Items from a figure collection:
## START
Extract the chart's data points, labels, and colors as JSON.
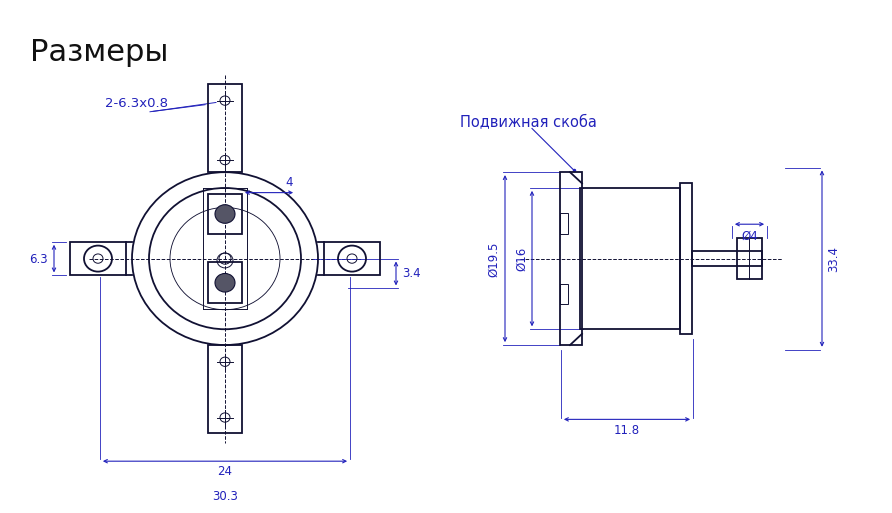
{
  "title": "Размеры",
  "annotation": "Подвижная скоба",
  "label_2_6x0_8": "2-6.3x0.8",
  "dim_4": "4",
  "dim_6_3": "6.3",
  "dim_3_4": "3.4",
  "dim_19_5": "Ø19.5",
  "dim_16": "Ø16",
  "dim_4b": "Ø4",
  "dim_33_4": "33.4",
  "dim_24": "24",
  "dim_30_3": "30.3",
  "dim_11_8": "11.8",
  "bg_color": "#ffffff",
  "line_color": "#2222bb",
  "part_color": "#111133",
  "title_color": "#111111",
  "title_fontsize": 22,
  "annotation_fontsize": 9.5,
  "dim_fontsize": 8.5
}
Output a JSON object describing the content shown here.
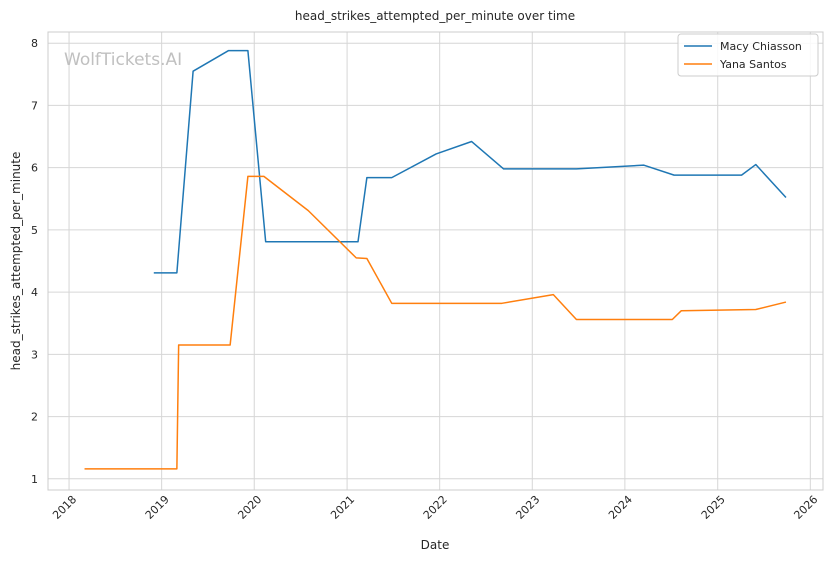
## END
**Set problem**.
Copy every line above word for word and exclude the pictures.

**Answer to this exercise**.
Extract the chart's data points, labels, and colors as JSON.
{
  "title": "Размеры",
  "annotation": "Подвижная скоба",
  "label_2_6x0_8": "2-6.3x0.8",
  "dim_4": "4",
  "dim_6_3": "6.3",
  "dim_3_4": "3.4",
  "dim_19_5": "Ø19.5",
  "dim_16": "Ø16",
  "dim_4b": "Ø4",
  "dim_33_4": "33.4",
  "dim_24": "24",
  "dim_30_3": "30.3",
  "dim_11_8": "11.8",
  "bg_color": "#ffffff",
  "line_color": "#2222bb",
  "part_color": "#111133",
  "title_color": "#111111",
  "title_fontsize": 22,
  "annotation_fontsize": 9.5,
  "dim_fontsize": 8.5
}
Output a JSON object describing the content shown here.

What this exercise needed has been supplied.